↓

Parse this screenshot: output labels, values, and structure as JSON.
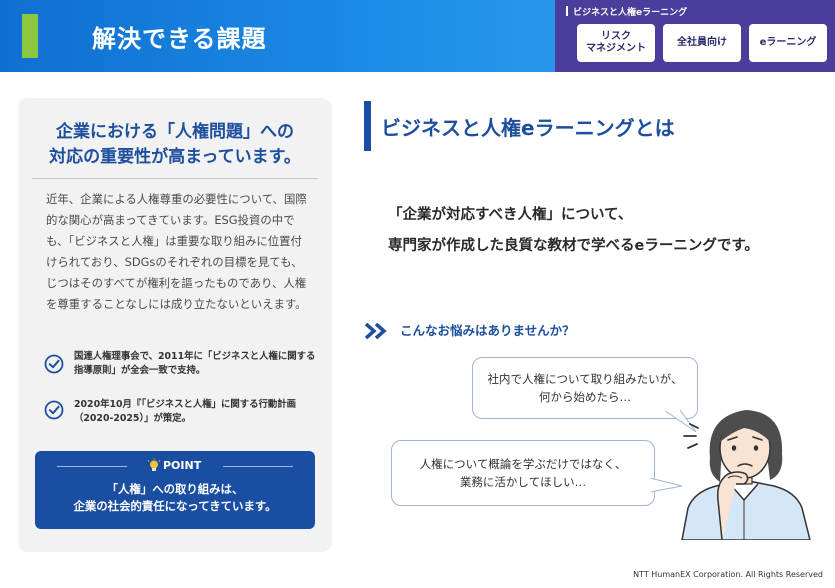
{
  "header": {
    "title": "解決できる課題",
    "accent_color": "#8cc63f"
  },
  "categories": {
    "title": "ビジネスと人権eラーニング",
    "buttons": [
      "リスク\nマネジメント",
      "全社員向け",
      "eラーニング"
    ]
  },
  "left_card": {
    "heading": "企業における「人権問題」への\n対応の重要性が高まっています。",
    "body": "近年、企業による人権尊重の必要性について、国際的な関心が高まってきています。ESG投資の中でも、「ビジネスと人権」は重要な取り組みに位置付けられており、SDGsのそれぞれの目標を見ても、じつはそのすべてが権利を謳ったものであり、人権を尊重することなしには成り立たないといえます。",
    "checks": [
      "国連人権理事会で、2011年に「ビジネスと人権に関する指導原則」が全会一致で支持。",
      "2020年10月『「ビジネスと人権」に関する行動計画（2020-2025）」が策定。"
    ],
    "point": {
      "label": "POINT",
      "text": "「人権」への取り組みは、\n企業の社会的責任になってきています。"
    }
  },
  "right": {
    "title": "ビジネスと人権eラーニングとは",
    "lead": "「企業が対応すべき人権」について、\n専門家が作成した良質な教材で学べるeラーニングです。",
    "concern_title": "こんなお悩みはありませんか？",
    "bubbles": [
      "社内で人権について取り組みたいが、\n何から始めたら…",
      "人権について概論を学ぶだけではなく、\n業務に活かしてほしい…"
    ]
  },
  "footer": "NTT HumanEX Corporation. All Rights Reserved",
  "colors": {
    "brand_blue": "#1d4f9e",
    "header_blue": "#1c8ce6",
    "category_purple": "#4a3d9c"
  }
}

↑

Exercise brief>
Write out each entry exactly as given, omitting any picture.

Answer to this exercise>
Parse this screenshot: output labels, values, and structure as JSON.
{
  "header": {
    "title": "解決できる課題",
    "accent_color": "#8cc63f"
  },
  "categories": {
    "title": "ビジネスと人権eラーニング",
    "buttons": [
      "リスク\nマネジメント",
      "全社員向け",
      "eラーニング"
    ]
  },
  "left_card": {
    "heading": "企業における「人権問題」への\n対応の重要性が高まっています。",
    "body": "近年、企業による人権尊重の必要性について、国際的な関心が高まってきています。ESG投資の中でも、「ビジネスと人権」は重要な取り組みに位置付けられており、SDGsのそれぞれの目標を見ても、じつはそのすべてが権利を謳ったものであり、人権を尊重することなしには成り立たないといえます。",
    "checks": [
      "国連人権理事会で、2011年に「ビジネスと人権に関する指導原則」が全会一致で支持。",
      "2020年10月『「ビジネスと人権」に関する行動計画（2020-2025）」が策定。"
    ],
    "point": {
      "label": "POINT",
      "text": "「人権」への取り組みは、\n企業の社会的責任になってきています。"
    }
  },
  "right": {
    "title": "ビジネスと人権eラーニングとは",
    "lead": "「企業が対応すべき人権」について、\n専門家が作成した良質な教材で学べるeラーニングです。",
    "concern_title": "こんなお悩みはありませんか？",
    "bubbles": [
      "社内で人権について取り組みたいが、\n何から始めたら…",
      "人権について概論を学ぶだけではなく、\n業務に活かしてほしい…"
    ]
  },
  "footer": "NTT HumanEX Corporation. All Rights Reserved",
  "colors": {
    "brand_blue": "#1d4f9e",
    "header_blue": "#1c8ce6",
    "category_purple": "#4a3d9c"
  }
}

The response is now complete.